↓

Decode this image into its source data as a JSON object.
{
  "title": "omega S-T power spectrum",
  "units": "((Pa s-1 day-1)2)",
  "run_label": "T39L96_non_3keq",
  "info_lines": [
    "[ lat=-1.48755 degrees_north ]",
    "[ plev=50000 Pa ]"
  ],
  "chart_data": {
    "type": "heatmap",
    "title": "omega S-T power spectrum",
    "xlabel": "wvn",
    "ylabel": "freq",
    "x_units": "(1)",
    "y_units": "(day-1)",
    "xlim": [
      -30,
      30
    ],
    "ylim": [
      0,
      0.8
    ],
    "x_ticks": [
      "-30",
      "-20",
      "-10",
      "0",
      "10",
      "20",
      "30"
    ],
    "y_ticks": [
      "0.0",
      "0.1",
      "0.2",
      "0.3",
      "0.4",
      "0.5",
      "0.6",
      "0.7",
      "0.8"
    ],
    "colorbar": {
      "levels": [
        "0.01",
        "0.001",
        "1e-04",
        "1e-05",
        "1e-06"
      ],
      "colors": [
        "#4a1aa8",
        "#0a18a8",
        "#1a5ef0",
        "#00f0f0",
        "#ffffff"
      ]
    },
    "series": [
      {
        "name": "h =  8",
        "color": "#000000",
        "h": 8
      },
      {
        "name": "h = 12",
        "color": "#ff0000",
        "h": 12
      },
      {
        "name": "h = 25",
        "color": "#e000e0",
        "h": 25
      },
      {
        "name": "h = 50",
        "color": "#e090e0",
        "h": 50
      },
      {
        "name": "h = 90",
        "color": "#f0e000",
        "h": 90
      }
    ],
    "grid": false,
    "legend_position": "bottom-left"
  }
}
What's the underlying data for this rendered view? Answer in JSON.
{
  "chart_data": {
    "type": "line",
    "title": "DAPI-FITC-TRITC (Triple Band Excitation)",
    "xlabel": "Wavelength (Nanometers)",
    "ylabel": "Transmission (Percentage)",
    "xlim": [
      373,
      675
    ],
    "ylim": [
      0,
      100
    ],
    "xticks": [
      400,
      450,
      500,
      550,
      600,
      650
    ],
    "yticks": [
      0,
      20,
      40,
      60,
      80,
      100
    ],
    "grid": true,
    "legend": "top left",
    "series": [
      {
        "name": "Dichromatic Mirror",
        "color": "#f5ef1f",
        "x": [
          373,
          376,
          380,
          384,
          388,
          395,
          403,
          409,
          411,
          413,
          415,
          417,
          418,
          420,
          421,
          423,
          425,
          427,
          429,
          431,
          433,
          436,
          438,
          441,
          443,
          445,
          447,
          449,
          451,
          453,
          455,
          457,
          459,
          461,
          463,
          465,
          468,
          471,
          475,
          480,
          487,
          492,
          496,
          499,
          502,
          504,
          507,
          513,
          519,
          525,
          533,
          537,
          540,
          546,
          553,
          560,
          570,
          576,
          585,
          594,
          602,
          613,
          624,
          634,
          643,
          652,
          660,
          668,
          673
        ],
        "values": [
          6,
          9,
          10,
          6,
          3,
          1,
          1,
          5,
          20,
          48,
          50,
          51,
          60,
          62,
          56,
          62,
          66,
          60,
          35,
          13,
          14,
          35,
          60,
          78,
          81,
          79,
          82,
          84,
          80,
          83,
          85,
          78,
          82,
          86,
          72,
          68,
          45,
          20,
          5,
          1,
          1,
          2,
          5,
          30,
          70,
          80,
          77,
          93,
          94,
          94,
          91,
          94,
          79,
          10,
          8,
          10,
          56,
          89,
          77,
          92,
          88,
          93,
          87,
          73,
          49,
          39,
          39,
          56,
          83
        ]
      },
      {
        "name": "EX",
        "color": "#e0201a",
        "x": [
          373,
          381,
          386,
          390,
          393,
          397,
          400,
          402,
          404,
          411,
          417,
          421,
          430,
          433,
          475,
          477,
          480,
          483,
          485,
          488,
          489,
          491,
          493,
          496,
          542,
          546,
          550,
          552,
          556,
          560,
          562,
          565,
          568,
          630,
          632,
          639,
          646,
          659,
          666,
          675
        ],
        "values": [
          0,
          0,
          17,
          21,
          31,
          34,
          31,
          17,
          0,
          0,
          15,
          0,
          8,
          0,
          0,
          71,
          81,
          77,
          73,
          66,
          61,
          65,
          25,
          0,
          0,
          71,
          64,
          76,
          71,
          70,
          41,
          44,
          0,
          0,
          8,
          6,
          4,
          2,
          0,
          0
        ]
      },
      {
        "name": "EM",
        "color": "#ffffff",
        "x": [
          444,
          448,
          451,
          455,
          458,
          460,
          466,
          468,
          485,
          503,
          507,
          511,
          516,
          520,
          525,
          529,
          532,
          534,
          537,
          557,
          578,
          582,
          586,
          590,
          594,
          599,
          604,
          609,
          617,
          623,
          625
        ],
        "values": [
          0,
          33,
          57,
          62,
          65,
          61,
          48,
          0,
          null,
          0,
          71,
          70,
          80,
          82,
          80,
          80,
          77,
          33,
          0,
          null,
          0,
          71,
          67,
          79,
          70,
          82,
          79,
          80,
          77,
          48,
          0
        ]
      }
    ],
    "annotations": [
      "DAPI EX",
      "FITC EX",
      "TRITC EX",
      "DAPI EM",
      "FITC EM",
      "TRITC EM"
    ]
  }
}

↑

Report how many lines in these entries contain "spectrum". Answer with the number only.

2